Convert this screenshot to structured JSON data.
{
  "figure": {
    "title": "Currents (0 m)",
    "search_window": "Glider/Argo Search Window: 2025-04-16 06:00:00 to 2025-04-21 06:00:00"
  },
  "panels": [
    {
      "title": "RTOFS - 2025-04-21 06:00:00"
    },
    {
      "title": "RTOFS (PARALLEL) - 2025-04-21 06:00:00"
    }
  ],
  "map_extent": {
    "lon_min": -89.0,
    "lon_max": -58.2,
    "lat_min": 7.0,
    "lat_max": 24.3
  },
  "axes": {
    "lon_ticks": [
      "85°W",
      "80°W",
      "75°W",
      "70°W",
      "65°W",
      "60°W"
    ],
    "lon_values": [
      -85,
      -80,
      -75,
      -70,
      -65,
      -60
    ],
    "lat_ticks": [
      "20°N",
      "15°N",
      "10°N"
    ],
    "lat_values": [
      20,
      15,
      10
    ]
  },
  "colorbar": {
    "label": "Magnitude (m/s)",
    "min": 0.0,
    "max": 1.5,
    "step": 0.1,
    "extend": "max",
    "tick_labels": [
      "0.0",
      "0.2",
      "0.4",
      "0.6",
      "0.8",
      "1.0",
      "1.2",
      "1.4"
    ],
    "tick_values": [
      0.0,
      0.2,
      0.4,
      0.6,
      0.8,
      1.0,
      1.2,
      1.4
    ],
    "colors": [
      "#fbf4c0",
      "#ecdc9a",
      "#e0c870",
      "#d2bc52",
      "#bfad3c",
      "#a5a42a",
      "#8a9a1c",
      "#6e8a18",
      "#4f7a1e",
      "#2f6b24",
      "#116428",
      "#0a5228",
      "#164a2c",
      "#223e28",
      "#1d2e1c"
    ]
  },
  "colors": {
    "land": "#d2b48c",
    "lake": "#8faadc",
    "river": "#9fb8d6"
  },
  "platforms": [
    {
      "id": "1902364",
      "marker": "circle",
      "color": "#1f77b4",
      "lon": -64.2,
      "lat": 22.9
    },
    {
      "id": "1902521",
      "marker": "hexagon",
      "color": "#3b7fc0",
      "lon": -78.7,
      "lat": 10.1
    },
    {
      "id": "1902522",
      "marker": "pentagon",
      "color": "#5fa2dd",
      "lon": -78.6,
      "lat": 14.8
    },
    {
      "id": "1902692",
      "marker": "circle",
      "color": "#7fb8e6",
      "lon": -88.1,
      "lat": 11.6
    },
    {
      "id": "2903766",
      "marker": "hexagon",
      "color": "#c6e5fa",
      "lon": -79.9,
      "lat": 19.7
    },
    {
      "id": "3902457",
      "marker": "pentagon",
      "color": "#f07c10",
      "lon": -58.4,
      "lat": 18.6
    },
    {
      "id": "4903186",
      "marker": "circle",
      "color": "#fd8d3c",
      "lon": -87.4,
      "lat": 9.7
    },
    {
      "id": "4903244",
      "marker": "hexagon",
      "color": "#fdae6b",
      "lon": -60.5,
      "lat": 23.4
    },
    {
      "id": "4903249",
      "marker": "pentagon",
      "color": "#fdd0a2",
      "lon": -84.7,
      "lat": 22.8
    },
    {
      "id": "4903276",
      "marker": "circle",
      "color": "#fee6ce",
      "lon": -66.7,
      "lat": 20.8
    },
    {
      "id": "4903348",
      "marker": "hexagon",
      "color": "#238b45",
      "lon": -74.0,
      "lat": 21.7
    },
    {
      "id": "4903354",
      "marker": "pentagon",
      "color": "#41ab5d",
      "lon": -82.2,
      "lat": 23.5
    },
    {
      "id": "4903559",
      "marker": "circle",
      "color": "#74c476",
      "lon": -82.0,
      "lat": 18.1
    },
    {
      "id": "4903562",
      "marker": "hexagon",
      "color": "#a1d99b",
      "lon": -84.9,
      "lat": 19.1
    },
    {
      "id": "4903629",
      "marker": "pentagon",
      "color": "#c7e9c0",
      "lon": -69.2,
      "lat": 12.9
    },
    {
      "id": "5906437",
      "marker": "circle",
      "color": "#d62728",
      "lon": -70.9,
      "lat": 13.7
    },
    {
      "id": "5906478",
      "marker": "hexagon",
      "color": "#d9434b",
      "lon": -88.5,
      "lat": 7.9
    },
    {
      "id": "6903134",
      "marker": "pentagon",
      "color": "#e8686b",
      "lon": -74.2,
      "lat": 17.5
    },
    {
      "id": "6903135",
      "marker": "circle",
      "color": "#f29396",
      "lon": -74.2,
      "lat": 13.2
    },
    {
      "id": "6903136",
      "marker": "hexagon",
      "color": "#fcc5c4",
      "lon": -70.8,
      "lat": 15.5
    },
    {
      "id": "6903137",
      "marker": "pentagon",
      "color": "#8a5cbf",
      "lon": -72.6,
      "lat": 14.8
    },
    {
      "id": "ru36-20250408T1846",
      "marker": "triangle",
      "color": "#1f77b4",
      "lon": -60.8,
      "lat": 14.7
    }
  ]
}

■ **Instructions to follow**:
List every line in the records above that contains the word "title".

■ **Output for this exercise**:
    "title": "Currents (0 m)",
      "title": "RTOFS - 2025-04-21 06:00:00"
      "title": "RTOFS (PARALLEL) - 2025-04-21 06:00:00"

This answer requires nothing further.